_Goal of the exercise:_ Repeat every record exactly, but keep images out of the copy.

_Working data:_
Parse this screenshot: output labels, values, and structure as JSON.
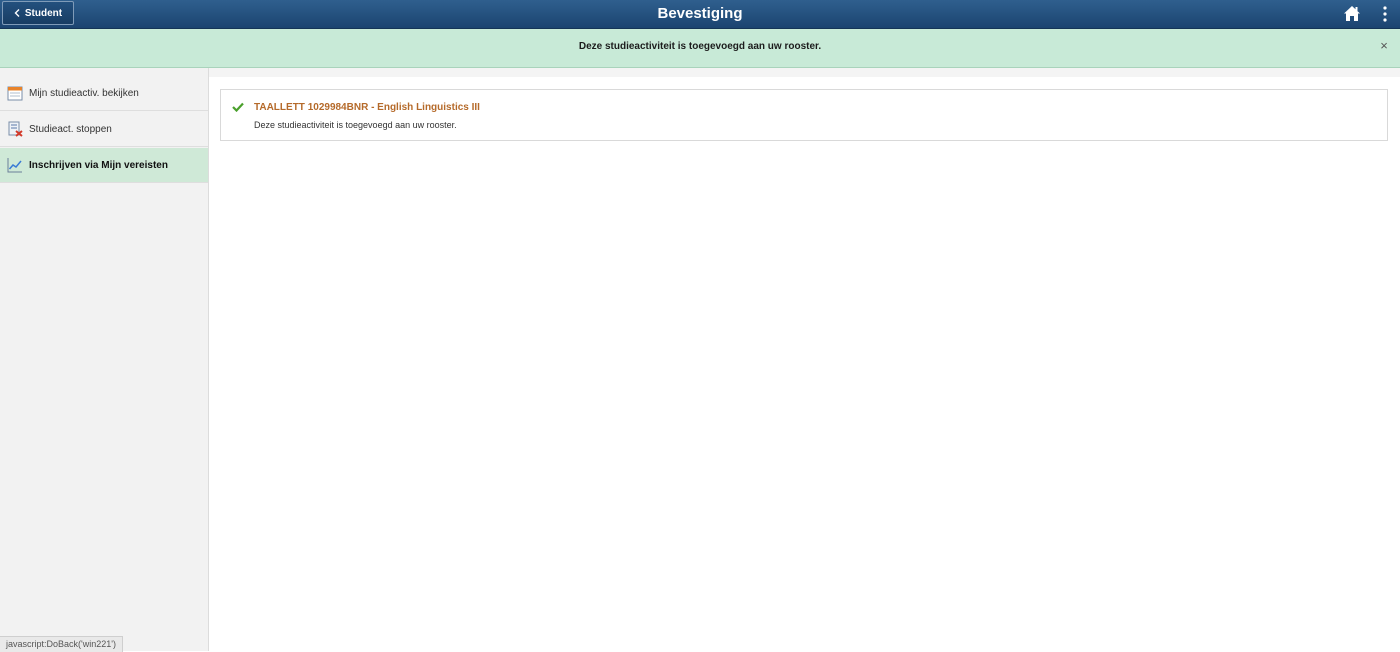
{
  "header": {
    "back_label": "Student",
    "title": "Bevestiging",
    "home_icon": "home-icon",
    "menu_icon": "more-vertical-icon",
    "colors": {
      "bar": "#1f4a78"
    }
  },
  "banner": {
    "message": "Deze studieactiviteit is toegevoegd aan uw rooster.",
    "close_label": "×",
    "color": "#c8ead7"
  },
  "sidebar": {
    "items": [
      {
        "label": "Mijn studieactiv. bekijken",
        "icon": "calendar-icon",
        "active": false
      },
      {
        "label": "Studieact. stoppen",
        "icon": "drop-class-icon",
        "active": false
      },
      {
        "label": "Inschrijven via Mijn vereisten",
        "icon": "chart-line-icon",
        "active": true
      }
    ],
    "active_color": "#cfe9d7"
  },
  "result": {
    "course": "TAALLETT 1029984BNR - English Linguistics III",
    "status": "Deze studieactiviteit is toegevoegd aan uw rooster.",
    "title_color": "#b56a2a",
    "check_color": "#4aa02c"
  },
  "statusbar": {
    "url": "javascript:DoBack('win221')"
  }
}
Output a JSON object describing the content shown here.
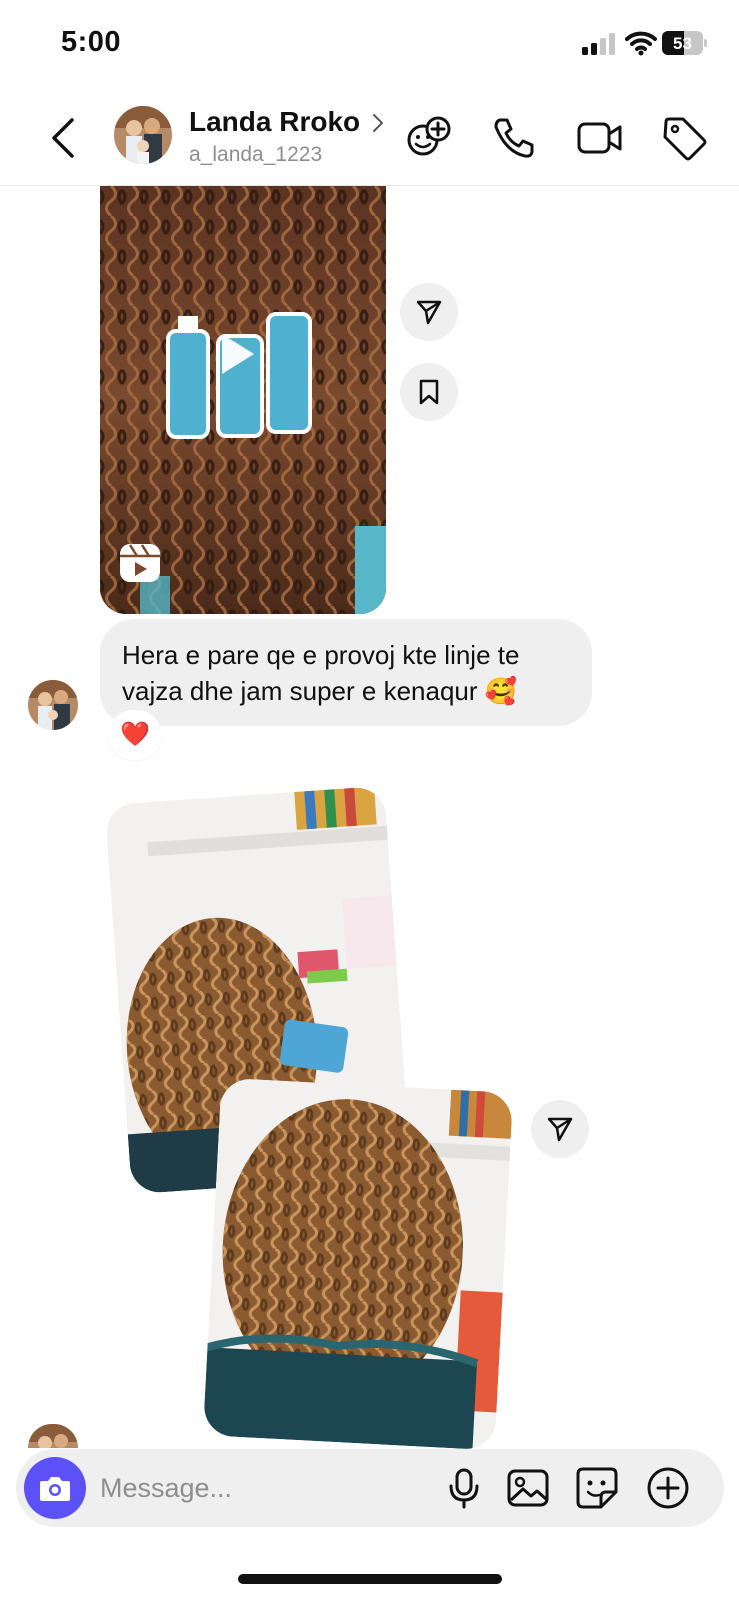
{
  "status_bar": {
    "time": "5:00",
    "battery_level": "53"
  },
  "header": {
    "contact_name": "Landa Rroko",
    "username": "a_landa_1223"
  },
  "messages": {
    "text": "Hera e pare qe e provoj kte linje te vajza dhe jam super e kenaqur 🥰",
    "reaction": "❤️"
  },
  "composer": {
    "placeholder": "Message..."
  },
  "colors": {
    "accent": "#5b51f6",
    "bubble": "#efefef",
    "secondary_text": "#8e8e8e"
  },
  "icons": [
    "back-icon",
    "chevron-right-icon",
    "add-group-icon",
    "phone-icon",
    "video-icon",
    "tag-icon",
    "share-icon",
    "bookmark-icon",
    "reels-icon",
    "play-icon",
    "camera-icon",
    "microphone-icon",
    "gallery-icon",
    "sticker-icon",
    "plus-icon"
  ]
}
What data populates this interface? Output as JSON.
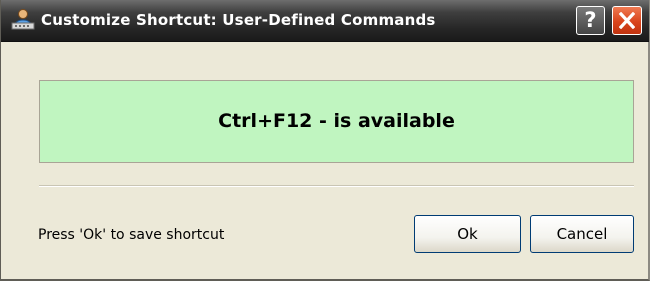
{
  "window": {
    "title": "Customize Shortcut: User-Defined Commands",
    "app_icon": "user-commands-icon",
    "help_label": "?",
    "close_icon": "close-icon"
  },
  "status": {
    "message": "Ctrl+F12 - is available",
    "background_color": "#c0f5c0"
  },
  "footer": {
    "hint": "Press 'Ok' to save shortcut",
    "ok_label": "Ok",
    "cancel_label": "Cancel"
  },
  "colors": {
    "titlebar": "#262626",
    "close_button": "#d9441c",
    "dialog_background": "#ece9d8"
  }
}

_Task response:_
Parse this screenshot: output labels, values, and structure as JSON.
{
  "header": {
    "back_label": "Student",
    "title": "Bevestiging",
    "home_icon": "home-icon",
    "menu_icon": "more-vertical-icon",
    "colors": {
      "bar": "#1f4a78"
    }
  },
  "banner": {
    "message": "Deze studieactiviteit is toegevoegd aan uw rooster.",
    "close_label": "×",
    "color": "#c8ead7"
  },
  "sidebar": {
    "items": [
      {
        "label": "Mijn studieactiv. bekijken",
        "icon": "calendar-icon",
        "active": false
      },
      {
        "label": "Studieact. stoppen",
        "icon": "drop-class-icon",
        "active": false
      },
      {
        "label": "Inschrijven via Mijn vereisten",
        "icon": "chart-line-icon",
        "active": true
      }
    ],
    "active_color": "#cfe9d7"
  },
  "result": {
    "course": "TAALLETT 1029984BNR - English Linguistics III",
    "status": "Deze studieactiviteit is toegevoegd aan uw rooster.",
    "title_color": "#b56a2a",
    "check_color": "#4aa02c"
  },
  "statusbar": {
    "url": "javascript:DoBack('win221')"
  }
}
Output a JSON object describing the content shown here.
{
  "status_bar": {
    "time": "5:00",
    "battery_level": "53"
  },
  "header": {
    "contact_name": "Landa Rroko",
    "username": "a_landa_1223"
  },
  "messages": {
    "text": "Hera e pare qe e provoj kte linje te vajza dhe jam super e kenaqur 🥰",
    "reaction": "❤️"
  },
  "composer": {
    "placeholder": "Message..."
  },
  "colors": {
    "accent": "#5b51f6",
    "bubble": "#efefef",
    "secondary_text": "#8e8e8e"
  },
  "icons": [
    "back-icon",
    "chevron-right-icon",
    "add-group-icon",
    "phone-icon",
    "video-icon",
    "tag-icon",
    "share-icon",
    "bookmark-icon",
    "reels-icon",
    "play-icon",
    "camera-icon",
    "microphone-icon",
    "gallery-icon",
    "sticker-icon",
    "plus-icon"
  ]
}
What data populates this interface? Output as JSON.
{
  "window": {
    "title": "Customize Shortcut: User-Defined Commands",
    "app_icon": "user-commands-icon",
    "help_label": "?",
    "close_icon": "close-icon"
  },
  "status": {
    "message": "Ctrl+F12 - is available",
    "background_color": "#c0f5c0"
  },
  "footer": {
    "hint": "Press 'Ok' to save shortcut",
    "ok_label": "Ok",
    "cancel_label": "Cancel"
  },
  "colors": {
    "titlebar": "#262626",
    "close_button": "#d9441c",
    "dialog_background": "#ece9d8"
  }
}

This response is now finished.